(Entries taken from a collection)
--

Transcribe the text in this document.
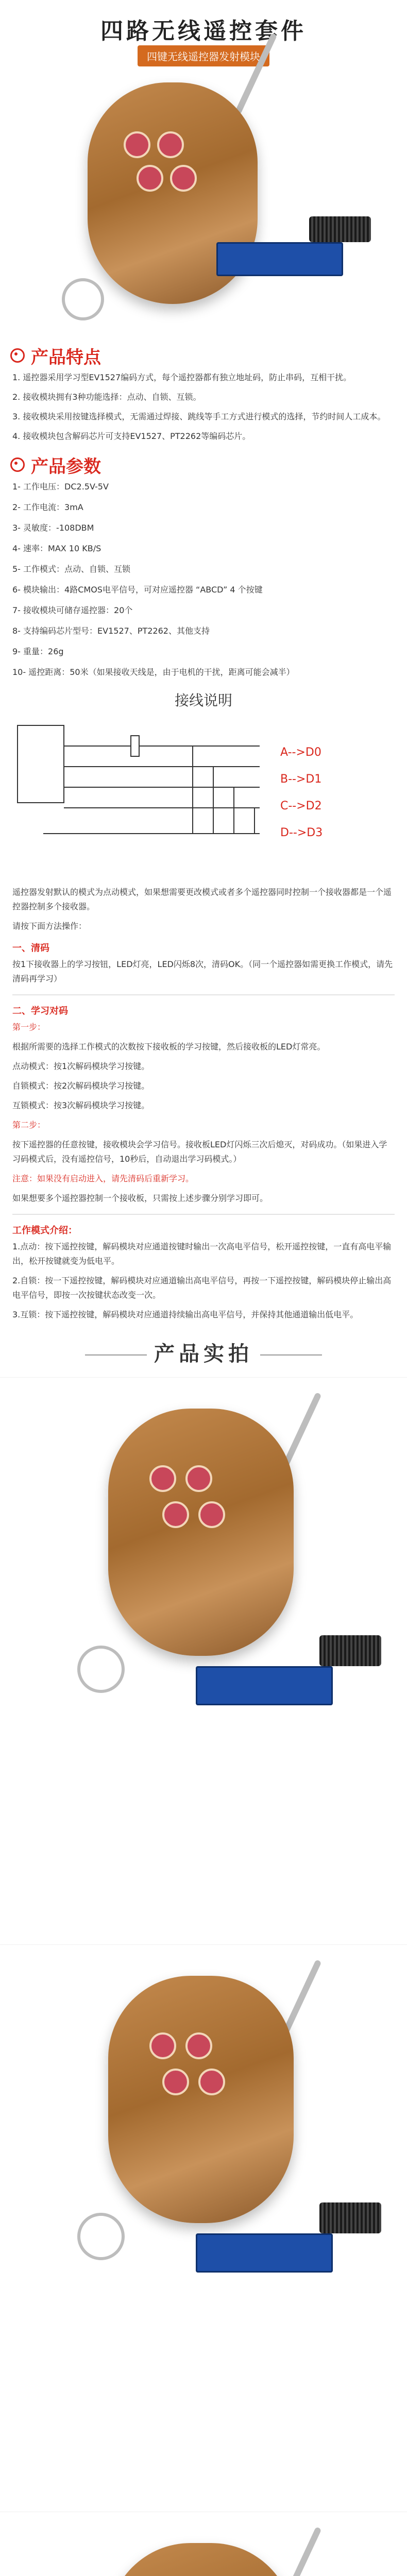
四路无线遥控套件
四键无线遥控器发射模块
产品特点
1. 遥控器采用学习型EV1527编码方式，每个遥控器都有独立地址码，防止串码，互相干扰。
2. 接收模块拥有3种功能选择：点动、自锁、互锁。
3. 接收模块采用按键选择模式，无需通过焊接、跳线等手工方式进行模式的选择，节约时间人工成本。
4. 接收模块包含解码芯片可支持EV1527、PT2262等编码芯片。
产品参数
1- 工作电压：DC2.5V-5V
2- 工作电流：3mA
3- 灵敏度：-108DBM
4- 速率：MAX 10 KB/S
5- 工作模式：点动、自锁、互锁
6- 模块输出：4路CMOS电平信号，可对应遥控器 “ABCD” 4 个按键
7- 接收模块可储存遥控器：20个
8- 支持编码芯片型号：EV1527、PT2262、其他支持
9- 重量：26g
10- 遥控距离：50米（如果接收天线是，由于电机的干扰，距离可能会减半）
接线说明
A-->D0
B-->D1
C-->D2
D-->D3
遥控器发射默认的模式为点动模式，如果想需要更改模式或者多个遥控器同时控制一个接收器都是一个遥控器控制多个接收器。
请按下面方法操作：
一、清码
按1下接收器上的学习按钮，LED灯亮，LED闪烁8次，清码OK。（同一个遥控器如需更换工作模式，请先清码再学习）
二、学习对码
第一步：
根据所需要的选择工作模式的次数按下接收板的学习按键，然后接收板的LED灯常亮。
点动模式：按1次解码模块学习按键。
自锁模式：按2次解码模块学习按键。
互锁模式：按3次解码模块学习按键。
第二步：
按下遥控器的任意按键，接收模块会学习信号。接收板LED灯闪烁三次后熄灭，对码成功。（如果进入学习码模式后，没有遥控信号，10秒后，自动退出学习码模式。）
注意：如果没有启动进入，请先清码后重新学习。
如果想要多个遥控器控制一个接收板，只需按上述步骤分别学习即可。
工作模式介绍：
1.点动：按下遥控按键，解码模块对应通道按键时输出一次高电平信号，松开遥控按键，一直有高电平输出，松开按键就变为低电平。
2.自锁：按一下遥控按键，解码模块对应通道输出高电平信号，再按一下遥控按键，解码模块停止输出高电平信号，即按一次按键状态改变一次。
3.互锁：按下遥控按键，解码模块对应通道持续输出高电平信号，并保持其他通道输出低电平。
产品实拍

--

[PROBLEM REQUIREMENTS]: Copy each line that holds the word "按下遥控按键".

[WRITTEN RESPONSE]:
1.点动：按下遥控按键，解码模块对应通道按键时输出一次高电平信号，松开遥控按键，一直有高电平输出，松开按键就变为低电平。
3.互锁：按下遥控按键，解码模块对应通道持续输出高电平信号，并保持其他通道输出低电平。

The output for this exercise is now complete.